[WHAT NEEDS TO BE DONE] Write out again only the lines between the one with "Output the text content of this document." and the end of the records below, both ends counted, and don't include the pictures.

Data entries
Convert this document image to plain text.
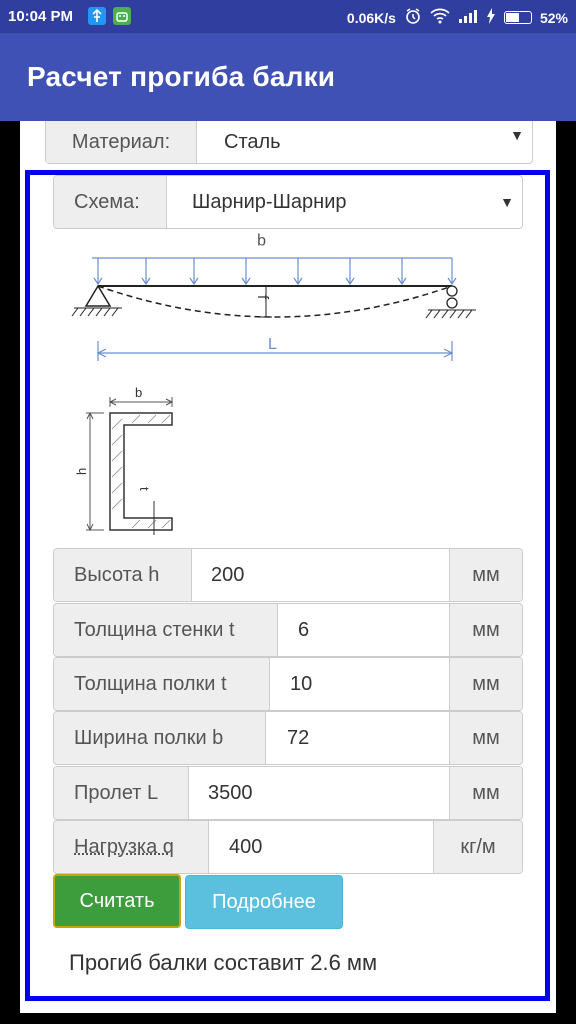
10:04 PM	0.06K/s	52%
Расчет прогиба балки
Материал:	Сталь	▼
Схема:	Шарнир-Шарнир	▼
q
f
L
b
h
t
Высота h	200	мм
Толщина стенки t	6	мм
Толщина полки t	10	мм
Ширина полки b	72	мм
Пролет L	3500	мм
Нагрузка q	400	кг/м
Считать	Подробнее
Прогиб балки составит 2.6 мм
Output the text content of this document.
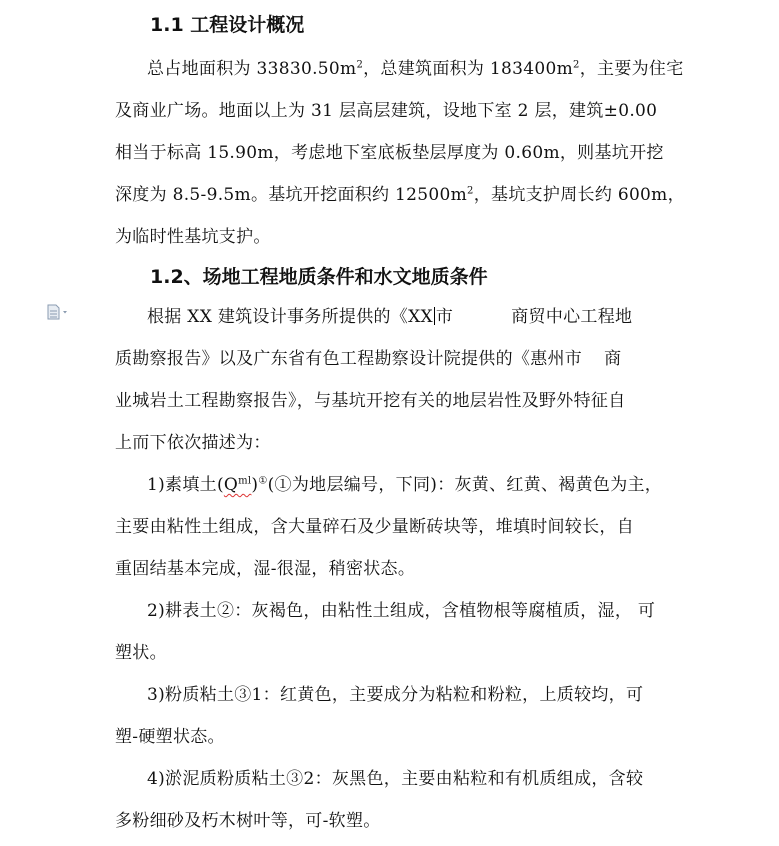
1.1 工程设计概况
总占地面积为 $33830.50m^2$，总建筑面积为 $183400m^2$，主要为住宅
及商业广场。地面以上为 31 层高层建筑，设地下室 2 层，建筑±0.00
相当于标高 15.90m，考虑地下室底板垫层厚度为 0.60m，则基坑开挖
深度为 8.5-9.5m。基坑开挖面积约 $12500m^2$，基坑支护周长约 600m，
为临时性基坑支护。
1.2、场地工程地质条件和水文地质条件
根据 XX 建筑设计事务所提供的《XX 市	商贸中心工程地
质勘察报告》以及广东省有色工程勘察设计院提供的《惠州市 商
业城岩土工程勘察报告》，与基坑开挖有关的地层岩性及野外特征自
上而下依次描述为：
1)素填土$(Q^{ml})^①(①$为地层编号，下同)：灰黄、红黄、褐黄色为主，
主要由粘性土组成，含大量碎石及少量断砖块等，堆填时间较长，自
重固结基本完成，湿-很湿，稍密状态。
2)耕表土②：灰褐色，由粘性土组成，含植物根等腐植质，湿， 可
塑状。
3)粉质粘土③1：红黄色，主要成分为粘粒和粉粒，上质较均，可
塑-硬塑状态。
4)淤泥质粉质粘土③2：灰黑色，主要由粘粒和有机质组成，含较
多粉细砂及朽木树叶等，可-软塑。
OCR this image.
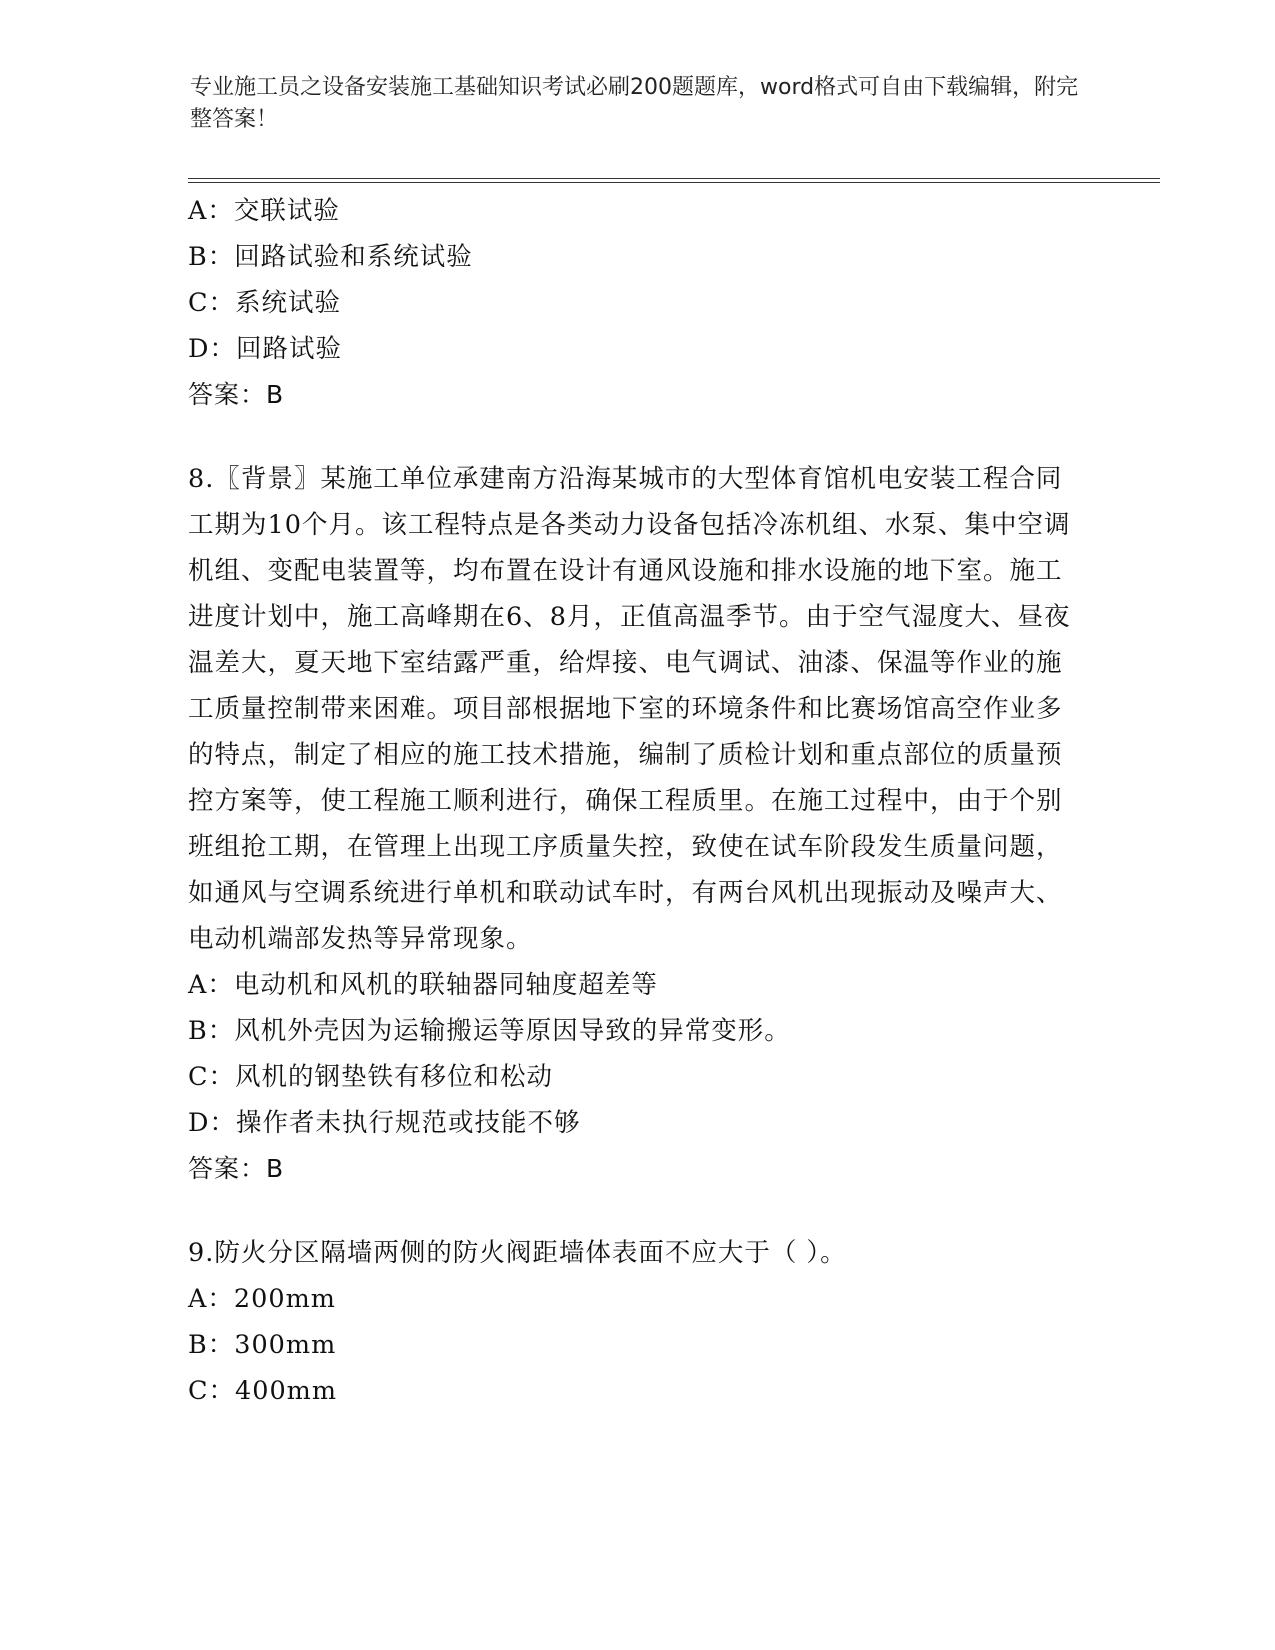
专业施工员之设备安装施工基础知识考试必刷200题题库，word格式可自由下载编辑，附完整答案！
A：交联试验
B：回路试验和系统试验
C：系统试验
D：回路试验
答案：B
8.〖背景〗某施工单位承建南方沿海某城市的大型体育馆机电安装工程合同工期为10个月。该工程特点是各类动力设备包括冷冻机组、水泵、集中空调机组、变配电装置等，均布置在设计有通风设施和排水设施的地下室。施工进度计划中，施工高峰期在6、8月，正值高温季节。由于空气湿度大、昼夜温差大，夏天地下室结露严重，给焊接、电气调试、油漆、保温等作业的施工质量控制带来困难。项目部根据地下室的环境条件和比赛场馆高空作业多的特点，制定了相应的施工技术措施，编制了质检计划和重点部位的质量预控方案等，使工程施工顺利进行，确保工程质里。在施工过程中，由于个别班组抢工期，在管理上出现工序质量失控，致使在试车阶段发生质量问题，如通风与空调系统进行单机和联动试车时，有两台风机出现振动及噪声大、电动机端部发热等异常现象。
A：电动机和风机的联轴器同轴度超差等
B：风机外壳因为运输搬运等原因导致的异常变形。
C：风机的钢垫铁有移位和松动
D：操作者未执行规范或技能不够
答案：B
9.防火分区隔墙两侧的防火阀距墙体表面不应大于（ ）。
A：200mm
B：300mm
C：400mm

[REPLY]
Output the text content of this document.
1.1 工程设计概况
总占地面积为 $33830.50m^2$，总建筑面积为 $183400m^2$，主要为住宅
及商业广场。地面以上为 31 层高层建筑，设地下室 2 层，建筑±0.00
相当于标高 15.90m，考虑地下室底板垫层厚度为 0.60m，则基坑开挖
深度为 8.5-9.5m。基坑开挖面积约 $12500m^2$，基坑支护周长约 600m，
为临时性基坑支护。
1.2、场地工程地质条件和水文地质条件
根据 XX 建筑设计事务所提供的《XX 市	商贸中心工程地
质勘察报告》以及广东省有色工程勘察设计院提供的《惠州市 商
业城岩土工程勘察报告》，与基坑开挖有关的地层岩性及野外特征自
上而下依次描述为：
1)素填土$(Q^{ml})^①(①$为地层编号，下同)：灰黄、红黄、褐黄色为主，
主要由粘性土组成，含大量碎石及少量断砖块等，堆填时间较长，自
重固结基本完成，湿-很湿，稍密状态。
2)耕表土②：灰褐色，由粘性土组成，含植物根等腐植质，湿， 可
塑状。
3)粉质粘土③1：红黄色，主要成分为粘粒和粉粒，上质较均，可
塑-硬塑状态。
4)淤泥质粉质粘土③2：灰黑色，主要由粘粒和有机质组成，含较
多粉细砂及朽木树叶等，可-软塑。
OCR this image.
专业施工员之设备安装施工基础知识考试必刷200题题库，word格式可自由下载编辑，附完整答案！
A：交联试验
B：回路试验和系统试验
C：系统试验
D：回路试验
答案：B
8.〖背景〗某施工单位承建南方沿海某城市的大型体育馆机电安装工程合同工期为10个月。该工程特点是各类动力设备包括冷冻机组、水泵、集中空调机组、变配电装置等，均布置在设计有通风设施和排水设施的地下室。施工进度计划中，施工高峰期在6、8月，正值高温季节。由于空气湿度大、昼夜温差大，夏天地下室结露严重，给焊接、电气调试、油漆、保温等作业的施工质量控制带来困难。项目部根据地下室的环境条件和比赛场馆高空作业多的特点，制定了相应的施工技术措施，编制了质检计划和重点部位的质量预控方案等，使工程施工顺利进行，确保工程质里。在施工过程中，由于个别班组抢工期，在管理上出现工序质量失控，致使在试车阶段发生质量问题，如通风与空调系统进行单机和联动试车时，有两台风机出现振动及噪声大、电动机端部发热等异常现象。
A：电动机和风机的联轴器同轴度超差等
B：风机外壳因为运输搬运等原因导致的异常变形。
C：风机的钢垫铁有移位和松动
D：操作者未执行规范或技能不够
答案：B
9.防火分区隔墙两侧的防火阀距墙体表面不应大于（ ）。
A：200mm
B：300mm
C：400mm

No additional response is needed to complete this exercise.